[Entries taken from a collection]
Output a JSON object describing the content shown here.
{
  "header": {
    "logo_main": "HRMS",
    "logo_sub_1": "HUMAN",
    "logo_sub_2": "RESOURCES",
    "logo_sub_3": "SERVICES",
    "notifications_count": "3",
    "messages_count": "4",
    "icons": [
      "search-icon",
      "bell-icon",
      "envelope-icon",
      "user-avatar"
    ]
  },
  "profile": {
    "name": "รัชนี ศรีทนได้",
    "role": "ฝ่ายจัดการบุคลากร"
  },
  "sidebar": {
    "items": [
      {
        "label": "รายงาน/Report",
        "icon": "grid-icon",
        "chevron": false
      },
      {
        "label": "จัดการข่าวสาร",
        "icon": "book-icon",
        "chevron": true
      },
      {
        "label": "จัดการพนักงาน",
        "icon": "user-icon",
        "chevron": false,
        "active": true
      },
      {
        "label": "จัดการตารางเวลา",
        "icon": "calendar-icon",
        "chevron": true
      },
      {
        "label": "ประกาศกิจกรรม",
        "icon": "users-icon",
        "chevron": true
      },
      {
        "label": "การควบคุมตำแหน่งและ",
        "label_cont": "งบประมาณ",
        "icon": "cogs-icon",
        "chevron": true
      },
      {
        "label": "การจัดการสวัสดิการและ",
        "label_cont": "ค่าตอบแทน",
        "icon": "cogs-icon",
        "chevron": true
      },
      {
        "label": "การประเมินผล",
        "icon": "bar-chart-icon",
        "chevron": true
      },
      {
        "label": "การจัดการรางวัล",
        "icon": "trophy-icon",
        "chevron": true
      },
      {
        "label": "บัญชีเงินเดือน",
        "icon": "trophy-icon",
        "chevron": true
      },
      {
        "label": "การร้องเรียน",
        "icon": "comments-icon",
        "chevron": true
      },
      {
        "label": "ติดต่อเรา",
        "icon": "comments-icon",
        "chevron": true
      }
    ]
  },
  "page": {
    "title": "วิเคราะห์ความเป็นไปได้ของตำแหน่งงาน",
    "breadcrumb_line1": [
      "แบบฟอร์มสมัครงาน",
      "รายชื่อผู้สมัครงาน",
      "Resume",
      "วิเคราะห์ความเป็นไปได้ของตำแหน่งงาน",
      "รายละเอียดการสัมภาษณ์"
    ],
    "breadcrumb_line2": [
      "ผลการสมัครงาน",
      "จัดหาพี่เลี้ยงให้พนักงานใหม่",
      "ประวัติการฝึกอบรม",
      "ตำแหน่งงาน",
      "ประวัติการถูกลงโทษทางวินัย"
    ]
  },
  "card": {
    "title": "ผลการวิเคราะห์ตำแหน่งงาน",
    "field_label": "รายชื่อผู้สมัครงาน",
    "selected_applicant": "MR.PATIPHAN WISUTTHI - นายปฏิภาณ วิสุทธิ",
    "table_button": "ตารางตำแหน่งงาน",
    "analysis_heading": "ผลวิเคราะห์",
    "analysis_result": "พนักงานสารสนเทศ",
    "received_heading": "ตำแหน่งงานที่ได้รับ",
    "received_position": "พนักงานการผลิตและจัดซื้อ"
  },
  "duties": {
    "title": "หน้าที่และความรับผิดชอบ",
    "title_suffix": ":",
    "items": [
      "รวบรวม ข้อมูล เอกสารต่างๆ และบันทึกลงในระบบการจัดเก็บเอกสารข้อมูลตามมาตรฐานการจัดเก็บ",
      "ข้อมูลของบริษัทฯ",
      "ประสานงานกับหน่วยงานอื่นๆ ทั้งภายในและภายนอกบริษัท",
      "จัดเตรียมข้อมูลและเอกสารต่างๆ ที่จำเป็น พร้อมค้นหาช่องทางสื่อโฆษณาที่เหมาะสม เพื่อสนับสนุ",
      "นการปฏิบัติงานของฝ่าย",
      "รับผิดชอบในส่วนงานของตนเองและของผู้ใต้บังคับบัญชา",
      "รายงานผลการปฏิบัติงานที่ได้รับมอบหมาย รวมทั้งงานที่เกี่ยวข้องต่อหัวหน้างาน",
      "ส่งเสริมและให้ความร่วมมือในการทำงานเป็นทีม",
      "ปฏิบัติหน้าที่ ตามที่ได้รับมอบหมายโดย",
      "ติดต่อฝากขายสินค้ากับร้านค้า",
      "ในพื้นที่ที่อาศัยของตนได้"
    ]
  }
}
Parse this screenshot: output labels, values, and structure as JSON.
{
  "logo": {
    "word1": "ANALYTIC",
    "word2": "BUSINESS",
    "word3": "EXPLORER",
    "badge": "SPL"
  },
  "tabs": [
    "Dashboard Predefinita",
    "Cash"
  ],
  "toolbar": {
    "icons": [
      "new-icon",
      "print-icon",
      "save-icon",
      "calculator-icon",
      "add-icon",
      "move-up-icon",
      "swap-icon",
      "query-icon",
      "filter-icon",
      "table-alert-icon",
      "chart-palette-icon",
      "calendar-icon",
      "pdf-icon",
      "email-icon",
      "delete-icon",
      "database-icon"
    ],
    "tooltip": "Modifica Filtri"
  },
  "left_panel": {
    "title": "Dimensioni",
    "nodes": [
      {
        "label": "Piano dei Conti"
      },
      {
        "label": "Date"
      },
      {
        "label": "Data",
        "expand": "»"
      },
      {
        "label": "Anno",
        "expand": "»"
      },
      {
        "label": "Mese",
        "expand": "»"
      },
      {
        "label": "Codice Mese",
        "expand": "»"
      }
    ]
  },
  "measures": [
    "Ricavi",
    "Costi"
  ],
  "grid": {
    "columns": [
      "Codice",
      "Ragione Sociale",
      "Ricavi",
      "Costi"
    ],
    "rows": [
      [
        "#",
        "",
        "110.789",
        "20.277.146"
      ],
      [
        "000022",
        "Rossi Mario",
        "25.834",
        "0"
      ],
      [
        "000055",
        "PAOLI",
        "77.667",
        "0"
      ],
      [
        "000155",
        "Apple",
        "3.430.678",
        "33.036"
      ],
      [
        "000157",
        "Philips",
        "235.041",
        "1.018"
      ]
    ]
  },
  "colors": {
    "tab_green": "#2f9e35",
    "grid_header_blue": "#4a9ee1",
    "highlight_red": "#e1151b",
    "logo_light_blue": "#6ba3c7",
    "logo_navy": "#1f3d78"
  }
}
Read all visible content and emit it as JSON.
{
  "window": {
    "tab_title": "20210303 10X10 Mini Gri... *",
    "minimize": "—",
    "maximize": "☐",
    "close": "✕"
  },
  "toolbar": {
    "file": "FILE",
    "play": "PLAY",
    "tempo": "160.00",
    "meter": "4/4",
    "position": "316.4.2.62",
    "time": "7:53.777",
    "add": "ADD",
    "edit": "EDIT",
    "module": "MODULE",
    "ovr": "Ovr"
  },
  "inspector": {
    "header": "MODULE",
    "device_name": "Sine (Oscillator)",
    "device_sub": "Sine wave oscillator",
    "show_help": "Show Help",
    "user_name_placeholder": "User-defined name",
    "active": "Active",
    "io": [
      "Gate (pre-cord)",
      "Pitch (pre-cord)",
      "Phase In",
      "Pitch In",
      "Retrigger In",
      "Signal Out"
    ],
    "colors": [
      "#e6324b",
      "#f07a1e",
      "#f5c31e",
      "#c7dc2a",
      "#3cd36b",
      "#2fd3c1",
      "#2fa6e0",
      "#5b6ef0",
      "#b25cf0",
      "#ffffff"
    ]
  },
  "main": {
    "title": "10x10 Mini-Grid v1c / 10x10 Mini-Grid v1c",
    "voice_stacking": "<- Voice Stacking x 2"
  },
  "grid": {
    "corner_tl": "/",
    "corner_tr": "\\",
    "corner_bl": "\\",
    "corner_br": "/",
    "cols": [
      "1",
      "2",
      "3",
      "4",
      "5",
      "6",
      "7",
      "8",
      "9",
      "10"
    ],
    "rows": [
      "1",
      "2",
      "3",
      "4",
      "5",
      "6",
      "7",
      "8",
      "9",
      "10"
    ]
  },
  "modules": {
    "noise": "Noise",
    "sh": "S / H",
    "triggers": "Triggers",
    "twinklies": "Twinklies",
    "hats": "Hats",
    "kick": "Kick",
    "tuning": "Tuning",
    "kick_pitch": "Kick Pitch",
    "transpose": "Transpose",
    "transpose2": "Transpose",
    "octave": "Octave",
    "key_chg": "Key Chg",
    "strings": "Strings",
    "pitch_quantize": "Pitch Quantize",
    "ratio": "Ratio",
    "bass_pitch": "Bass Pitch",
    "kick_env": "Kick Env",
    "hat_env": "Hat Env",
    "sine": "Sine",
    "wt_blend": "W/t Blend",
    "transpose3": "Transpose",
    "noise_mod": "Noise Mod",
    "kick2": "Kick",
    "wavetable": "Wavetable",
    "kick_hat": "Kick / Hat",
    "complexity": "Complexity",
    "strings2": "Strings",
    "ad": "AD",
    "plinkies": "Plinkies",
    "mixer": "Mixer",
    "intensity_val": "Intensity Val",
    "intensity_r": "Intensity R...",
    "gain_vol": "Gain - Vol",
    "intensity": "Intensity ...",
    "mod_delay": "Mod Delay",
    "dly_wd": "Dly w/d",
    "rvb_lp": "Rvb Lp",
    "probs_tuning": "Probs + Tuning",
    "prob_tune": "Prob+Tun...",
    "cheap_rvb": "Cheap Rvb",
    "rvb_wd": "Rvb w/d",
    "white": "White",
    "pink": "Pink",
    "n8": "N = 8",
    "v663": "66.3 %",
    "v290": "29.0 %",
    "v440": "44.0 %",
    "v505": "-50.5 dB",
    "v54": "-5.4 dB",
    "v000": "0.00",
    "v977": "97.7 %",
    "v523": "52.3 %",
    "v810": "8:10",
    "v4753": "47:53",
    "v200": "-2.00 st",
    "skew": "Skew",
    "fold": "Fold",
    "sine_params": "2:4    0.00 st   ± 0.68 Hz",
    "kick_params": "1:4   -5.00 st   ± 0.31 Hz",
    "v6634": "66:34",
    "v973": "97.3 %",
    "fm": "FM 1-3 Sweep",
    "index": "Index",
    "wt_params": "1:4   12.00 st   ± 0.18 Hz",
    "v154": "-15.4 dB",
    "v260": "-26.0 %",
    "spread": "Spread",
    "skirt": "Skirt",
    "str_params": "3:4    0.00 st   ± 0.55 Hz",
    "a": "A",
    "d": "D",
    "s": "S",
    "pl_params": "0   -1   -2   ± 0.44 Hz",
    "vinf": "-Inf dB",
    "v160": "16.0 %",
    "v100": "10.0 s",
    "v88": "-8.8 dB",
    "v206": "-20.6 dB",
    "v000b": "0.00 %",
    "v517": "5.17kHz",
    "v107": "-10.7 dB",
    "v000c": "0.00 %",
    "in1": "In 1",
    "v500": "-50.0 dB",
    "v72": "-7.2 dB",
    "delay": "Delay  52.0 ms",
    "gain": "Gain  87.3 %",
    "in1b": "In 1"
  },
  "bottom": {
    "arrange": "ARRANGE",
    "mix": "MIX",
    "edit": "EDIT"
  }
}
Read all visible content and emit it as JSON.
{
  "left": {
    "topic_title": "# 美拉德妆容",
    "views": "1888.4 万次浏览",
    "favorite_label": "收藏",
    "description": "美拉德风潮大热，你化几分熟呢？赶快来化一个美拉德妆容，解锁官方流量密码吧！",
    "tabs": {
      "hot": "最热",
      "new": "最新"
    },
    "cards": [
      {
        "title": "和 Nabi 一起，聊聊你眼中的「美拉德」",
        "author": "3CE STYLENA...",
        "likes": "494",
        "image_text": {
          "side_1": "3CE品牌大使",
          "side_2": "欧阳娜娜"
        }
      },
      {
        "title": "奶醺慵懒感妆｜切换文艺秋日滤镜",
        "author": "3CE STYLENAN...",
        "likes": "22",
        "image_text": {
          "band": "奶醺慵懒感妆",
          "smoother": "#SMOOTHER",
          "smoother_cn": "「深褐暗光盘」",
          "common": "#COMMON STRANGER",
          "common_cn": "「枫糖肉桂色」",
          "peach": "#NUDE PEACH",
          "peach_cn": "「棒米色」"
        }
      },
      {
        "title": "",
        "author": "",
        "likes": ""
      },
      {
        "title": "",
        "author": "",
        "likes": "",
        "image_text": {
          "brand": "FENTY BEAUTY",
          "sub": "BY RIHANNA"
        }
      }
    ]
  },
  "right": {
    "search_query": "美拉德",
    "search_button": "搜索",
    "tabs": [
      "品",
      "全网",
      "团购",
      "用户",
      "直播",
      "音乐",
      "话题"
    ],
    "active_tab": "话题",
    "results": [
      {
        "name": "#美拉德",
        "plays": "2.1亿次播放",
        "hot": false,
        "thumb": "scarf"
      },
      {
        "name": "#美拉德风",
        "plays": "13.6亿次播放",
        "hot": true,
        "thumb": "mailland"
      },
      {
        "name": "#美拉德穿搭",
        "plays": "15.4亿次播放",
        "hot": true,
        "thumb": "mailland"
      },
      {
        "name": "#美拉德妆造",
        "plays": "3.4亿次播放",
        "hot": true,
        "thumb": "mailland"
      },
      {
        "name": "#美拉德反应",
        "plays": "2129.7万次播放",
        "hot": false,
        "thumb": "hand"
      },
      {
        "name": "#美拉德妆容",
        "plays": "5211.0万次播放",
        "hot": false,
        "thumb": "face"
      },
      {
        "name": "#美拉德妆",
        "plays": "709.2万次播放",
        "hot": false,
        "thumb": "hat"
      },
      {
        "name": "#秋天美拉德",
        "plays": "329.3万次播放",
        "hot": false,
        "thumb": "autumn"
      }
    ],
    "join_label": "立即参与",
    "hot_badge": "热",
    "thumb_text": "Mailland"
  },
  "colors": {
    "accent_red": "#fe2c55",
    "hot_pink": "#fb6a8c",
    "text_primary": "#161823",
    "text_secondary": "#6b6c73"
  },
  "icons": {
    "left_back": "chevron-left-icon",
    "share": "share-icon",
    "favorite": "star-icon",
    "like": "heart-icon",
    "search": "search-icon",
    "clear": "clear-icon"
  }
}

◆ **THE PROBLEM**
Give the count of lines in the data shown above that contain "ความเป", and nothing else.

◆ **COMPLETE RESPONSE**
2